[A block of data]

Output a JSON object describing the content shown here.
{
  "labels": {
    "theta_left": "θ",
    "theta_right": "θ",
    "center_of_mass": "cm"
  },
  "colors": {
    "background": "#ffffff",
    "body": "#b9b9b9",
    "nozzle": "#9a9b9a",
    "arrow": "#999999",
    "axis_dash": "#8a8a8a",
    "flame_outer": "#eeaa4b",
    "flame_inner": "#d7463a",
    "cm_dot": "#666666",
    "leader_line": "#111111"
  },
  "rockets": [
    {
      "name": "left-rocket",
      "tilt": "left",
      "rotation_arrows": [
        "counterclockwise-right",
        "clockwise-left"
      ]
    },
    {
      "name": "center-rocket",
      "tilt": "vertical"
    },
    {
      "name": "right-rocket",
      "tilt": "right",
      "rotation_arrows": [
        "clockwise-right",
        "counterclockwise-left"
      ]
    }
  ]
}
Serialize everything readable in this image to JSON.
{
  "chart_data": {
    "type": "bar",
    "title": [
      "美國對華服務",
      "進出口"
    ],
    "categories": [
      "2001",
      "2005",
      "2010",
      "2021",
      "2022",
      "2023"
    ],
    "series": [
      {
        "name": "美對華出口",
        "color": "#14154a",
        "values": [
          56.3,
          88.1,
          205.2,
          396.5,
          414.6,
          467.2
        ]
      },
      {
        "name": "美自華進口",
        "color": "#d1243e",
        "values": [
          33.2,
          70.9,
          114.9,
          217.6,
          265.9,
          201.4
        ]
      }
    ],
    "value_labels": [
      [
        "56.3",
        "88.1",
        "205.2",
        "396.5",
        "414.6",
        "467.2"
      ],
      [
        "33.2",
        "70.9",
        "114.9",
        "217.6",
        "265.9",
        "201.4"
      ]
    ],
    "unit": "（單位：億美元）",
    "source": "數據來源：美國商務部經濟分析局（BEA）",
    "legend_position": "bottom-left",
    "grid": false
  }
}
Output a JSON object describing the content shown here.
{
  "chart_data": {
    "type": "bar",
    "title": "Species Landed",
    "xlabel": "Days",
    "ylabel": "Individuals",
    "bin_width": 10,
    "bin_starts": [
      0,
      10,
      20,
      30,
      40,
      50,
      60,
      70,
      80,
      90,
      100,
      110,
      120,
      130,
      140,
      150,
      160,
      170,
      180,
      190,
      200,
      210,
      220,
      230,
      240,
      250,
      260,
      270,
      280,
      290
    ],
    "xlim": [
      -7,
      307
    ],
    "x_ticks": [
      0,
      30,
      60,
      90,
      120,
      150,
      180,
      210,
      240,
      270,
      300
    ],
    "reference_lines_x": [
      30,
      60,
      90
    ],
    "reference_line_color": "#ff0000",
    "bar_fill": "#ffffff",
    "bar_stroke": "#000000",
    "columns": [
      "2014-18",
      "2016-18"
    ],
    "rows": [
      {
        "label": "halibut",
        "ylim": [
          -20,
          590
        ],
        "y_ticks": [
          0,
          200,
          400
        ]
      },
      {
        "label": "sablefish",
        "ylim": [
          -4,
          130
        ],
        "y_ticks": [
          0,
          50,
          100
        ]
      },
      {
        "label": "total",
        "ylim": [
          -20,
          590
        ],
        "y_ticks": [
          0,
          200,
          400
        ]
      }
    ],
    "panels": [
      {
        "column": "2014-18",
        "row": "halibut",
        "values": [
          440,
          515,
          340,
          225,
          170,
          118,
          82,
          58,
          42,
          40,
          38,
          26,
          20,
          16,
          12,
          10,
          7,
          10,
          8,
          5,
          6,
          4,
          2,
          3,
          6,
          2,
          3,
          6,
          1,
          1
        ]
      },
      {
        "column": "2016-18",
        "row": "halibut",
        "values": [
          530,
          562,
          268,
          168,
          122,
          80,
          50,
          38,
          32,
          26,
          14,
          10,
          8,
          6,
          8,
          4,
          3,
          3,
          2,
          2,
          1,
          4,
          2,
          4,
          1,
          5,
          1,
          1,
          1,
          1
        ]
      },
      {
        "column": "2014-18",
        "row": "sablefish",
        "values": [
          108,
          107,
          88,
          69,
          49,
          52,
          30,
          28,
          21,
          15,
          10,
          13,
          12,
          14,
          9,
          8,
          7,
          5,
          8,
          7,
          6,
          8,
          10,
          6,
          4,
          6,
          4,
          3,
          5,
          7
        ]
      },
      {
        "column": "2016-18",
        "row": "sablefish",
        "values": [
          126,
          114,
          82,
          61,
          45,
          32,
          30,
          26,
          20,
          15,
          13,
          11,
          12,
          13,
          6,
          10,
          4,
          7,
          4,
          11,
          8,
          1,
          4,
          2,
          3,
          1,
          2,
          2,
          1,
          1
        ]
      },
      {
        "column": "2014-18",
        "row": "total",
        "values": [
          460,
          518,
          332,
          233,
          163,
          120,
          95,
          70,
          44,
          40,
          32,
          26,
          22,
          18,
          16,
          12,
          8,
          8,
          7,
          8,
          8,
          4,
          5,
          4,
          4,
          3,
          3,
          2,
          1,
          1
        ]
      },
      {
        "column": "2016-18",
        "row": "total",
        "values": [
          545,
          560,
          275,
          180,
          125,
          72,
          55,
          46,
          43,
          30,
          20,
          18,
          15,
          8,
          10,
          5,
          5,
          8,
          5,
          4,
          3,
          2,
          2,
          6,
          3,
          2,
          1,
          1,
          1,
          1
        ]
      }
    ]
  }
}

## What is asked
Extract the full listing above without alteration.

## Answer
Output a JSON object describing the content shown here.
{
  "labels": {
    "theta_left": "θ",
    "theta_right": "θ",
    "center_of_mass": "cm"
  },
  "colors": {
    "background": "#ffffff",
    "body": "#b9b9b9",
    "nozzle": "#9a9b9a",
    "arrow": "#999999",
    "axis_dash": "#8a8a8a",
    "flame_outer": "#eeaa4b",
    "flame_inner": "#d7463a",
    "cm_dot": "#666666",
    "leader_line": "#111111"
  },
  "rockets": [
    {
      "name": "left-rocket",
      "tilt": "left",
      "rotation_arrows": [
        "counterclockwise-right",
        "clockwise-left"
      ]
    },
    {
      "name": "center-rocket",
      "tilt": "vertical"
    },
    {
      "name": "right-rocket",
      "tilt": "right",
      "rotation_arrows": [
        "clockwise-right",
        "counterclockwise-left"
      ]
    }
  ]
}
Serialize everything readable in this image to JSON.
{
  "chart_data": {
    "type": "bar",
    "title": [
      "美國對華服務",
      "進出口"
    ],
    "categories": [
      "2001",
      "2005",
      "2010",
      "2021",
      "2022",
      "2023"
    ],
    "series": [
      {
        "name": "美對華出口",
        "color": "#14154a",
        "values": [
          56.3,
          88.1,
          205.2,
          396.5,
          414.6,
          467.2
        ]
      },
      {
        "name": "美自華進口",
        "color": "#d1243e",
        "values": [
          33.2,
          70.9,
          114.9,
          217.6,
          265.9,
          201.4
        ]
      }
    ],
    "value_labels": [
      [
        "56.3",
        "88.1",
        "205.2",
        "396.5",
        "414.6",
        "467.2"
      ],
      [
        "33.2",
        "70.9",
        "114.9",
        "217.6",
        "265.9",
        "201.4"
      ]
    ],
    "unit": "（單位：億美元）",
    "source": "數據來源：美國商務部經濟分析局（BEA）",
    "legend_position": "bottom-left",
    "grid": false
  }
}
Output a JSON object describing the content shown here.
{
  "chart_data": {
    "type": "bar",
    "title": "Species Landed",
    "xlabel": "Days",
    "ylabel": "Individuals",
    "bin_width": 10,
    "bin_starts": [
      0,
      10,
      20,
      30,
      40,
      50,
      60,
      70,
      80,
      90,
      100,
      110,
      120,
      130,
      140,
      150,
      160,
      170,
      180,
      190,
      200,
      210,
      220,
      230,
      240,
      250,
      260,
      270,
      280,
      290
    ],
    "xlim": [
      -7,
      307
    ],
    "x_ticks": [
      0,
      30,
      60,
      90,
      120,
      150,
      180,
      210,
      240,
      270,
      300
    ],
    "reference_lines_x": [
      30,
      60,
      90
    ],
    "reference_line_color": "#ff0000",
    "bar_fill": "#ffffff",
    "bar_stroke": "#000000",
    "columns": [
      "2014-18",
      "2016-18"
    ],
    "rows": [
      {
        "label": "halibut",
        "ylim": [
          -20,
          590
        ],
        "y_ticks": [
          0,
          200,
          400
        ]
      },
      {
        "label": "sablefish",
        "ylim": [
          -4,
          130
        ],
        "y_ticks": [
          0,
          50,
          100
        ]
      },
      {
        "label": "total",
        "ylim": [
          -20,
          590
        ],
        "y_ticks": [
          0,
          200,
          400
        ]
      }
    ],
    "panels": [
      {
        "column": "2014-18",
        "row": "halibut",
        "values": [
          440,
          515,
          340,
          225,
          170,
          118,
          82,
          58,
          42,
          40,
          38,
          26,
          20,
          16,
          12,
          10,
          7,
          10,
          8,
          5,
          6,
          4,
          2,
          3,
          6,
          2,
          3,
          6,
          1,
          1
        ]
      },
      {
        "column": "2016-18",
        "row": "halibut",
        "values": [
          530,
          562,
          268,
          168,
          122,
          80,
          50,
          38,
          32,
          26,
          14,
          10,
          8,
          6,
          8,
          4,
          3,
          3,
          2,
          2,
          1,
          4,
          2,
          4,
          1,
          5,
          1,
          1,
          1,
          1
        ]
      },
      {
        "column": "2014-18",
        "row": "sablefish",
        "values": [
          108,
          107,
          88,
          69,
          49,
          52,
          30,
          28,
          21,
          15,
          10,
          13,
          12,
          14,
          9,
          8,
          7,
          5,
          8,
          7,
          6,
          8,
          10,
          6,
          4,
          6,
          4,
          3,
          5,
          7
        ]
      },
      {
        "column": "2016-18",
        "row": "sablefish",
        "values": [
          126,
          114,
          82,
          61,
          45,
          32,
          30,
          26,
          20,
          15,
          13,
          11,
          12,
          13,
          6,
          10,
          4,
          7,
          4,
          11,
          8,
          1,
          4,
          2,
          3,
          1,
          2,
          2,
          1,
          1
        ]
      },
      {
        "column": "2014-18",
        "row": "total",
        "values": [
          460,
          518,
          332,
          233,
          163,
          120,
          95,
          70,
          44,
          40,
          32,
          26,
          22,
          18,
          16,
          12,
          8,
          8,
          7,
          8,
          8,
          4,
          5,
          4,
          4,
          3,
          3,
          2,
          1,
          1
        ]
      },
      {
        "column": "2016-18",
        "row": "total",
        "values": [
          545,
          560,
          275,
          180,
          125,
          72,
          55,
          46,
          43,
          30,
          20,
          18,
          15,
          8,
          10,
          5,
          5,
          8,
          5,
          4,
          3,
          2,
          2,
          6,
          3,
          2,
          1,
          1,
          1,
          1
        ]
      }
    ]
  }
}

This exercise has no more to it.